:: DIRECTIONS ::
Copy out each line featuring the string "this" from the entries beneath.

:: GIVEN DATA ::

::::::

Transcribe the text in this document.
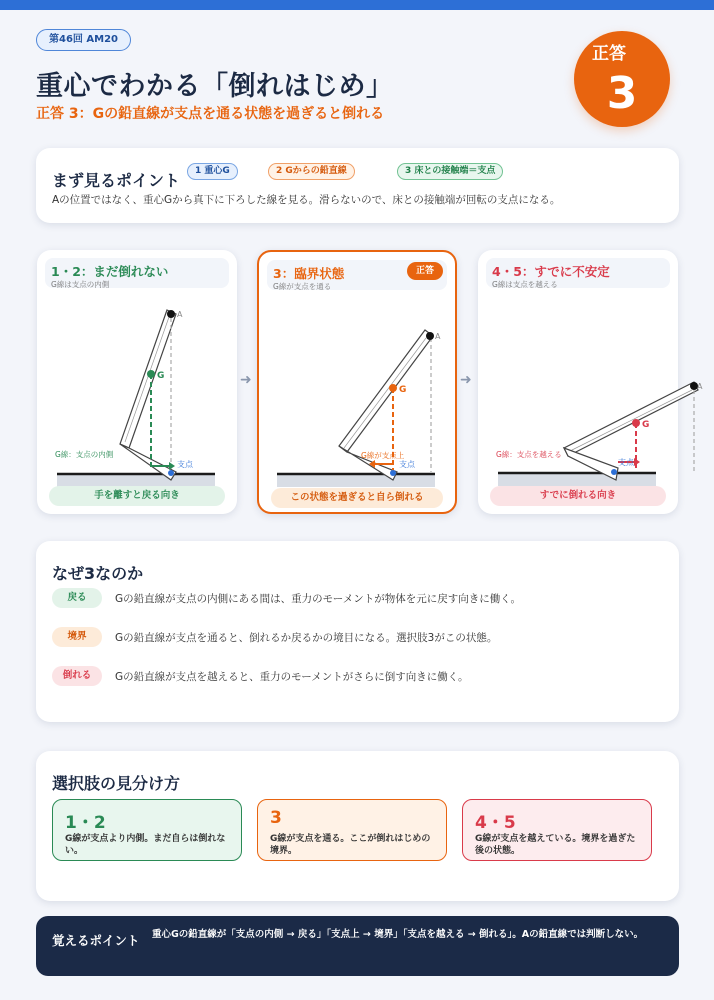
第46回 AM20
重心でわかる「倒れはじめ」
正答 3：Gの鉛直線が支点を通る状態を過ぎると倒れる
正答
3
まず見るポイント	1 重心G	2 Gからの鉛直線	3 床との接触端＝支点
Aの位置ではなく、重心Gから真下に下ろした線を見る。滑らないので、床との接触端が回転の支点になる。
1・2：まだ倒れない
G線は支点の内側
A
G
支点
G線：支点の内側
手を離すと戻る向き
➜
3：臨界状態
G線が支点を通る
正答
A
G
支点
G線が支点上
この状態を過ぎると自ら倒れる
➜
4・5：すでに不安定
G線は支点を越える
A
G
支点
G線：支点を越える
すでに倒れる向き
なぜ3なのか
戻る	Gの鉛直線が支点の内側にある間は、重力のモーメントが物体を元に戻す向きに働く。
境界	Gの鉛直線が支点を通ると、倒れるか戻るかの境目になる。選択肢3がこの状態。
倒れる	Gの鉛直線が支点を越えると、重力のモーメントがさらに倒す向きに働く。
選択肢の見分け方
1・2
G線が支点より内側。まだ自らは倒れない。
3
G線が支点を通る。ここが倒れはじめの境界。
4・5
G線が支点を越えている。境界を過ぎた後の状態。
覚えるポイント 重心Gの鉛直線が「支点の内側 → 戻る」「支点上 → 境界」「支点を越える → 倒れる」。Aの鉛直線では判断しない。
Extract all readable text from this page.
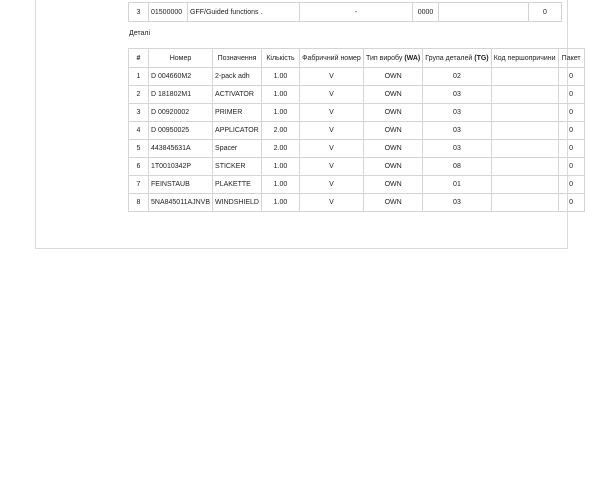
3	01500000	GFF/Guided functions .	-	0000		0
Деталі
#	Номер	Позначення	Кількість	Фабричний номер	Тип виробу (WA)	Група деталей (TG)	Код першопричини	Пакет
1	D 004660M2	2-pack adh	1.00	V	OWN	02		0
2	D 181802M1	ACTIVATOR	1.00	V	OWN	03		0
3	D 00920002	PRIMER	1.00	V	OWN	03		0
4	D 00950025	APPLICATOR	2.00	V	OWN	03		0
5	443845631A	Spacer	2.00	V	OWN	03		0
6	1T0010342P	STICKER	1.00	V	OWN	08		0
7	FEINSTAUB	PLAKETTE	1.00	V	OWN	01		0
8	5NA845011AJNVB	WINDSHIELD	1.00	V	OWN	03		0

::::::

:: RESPONSE TO THE TASK ::
Transcribe the text in this document.
Extract all readable text from this page.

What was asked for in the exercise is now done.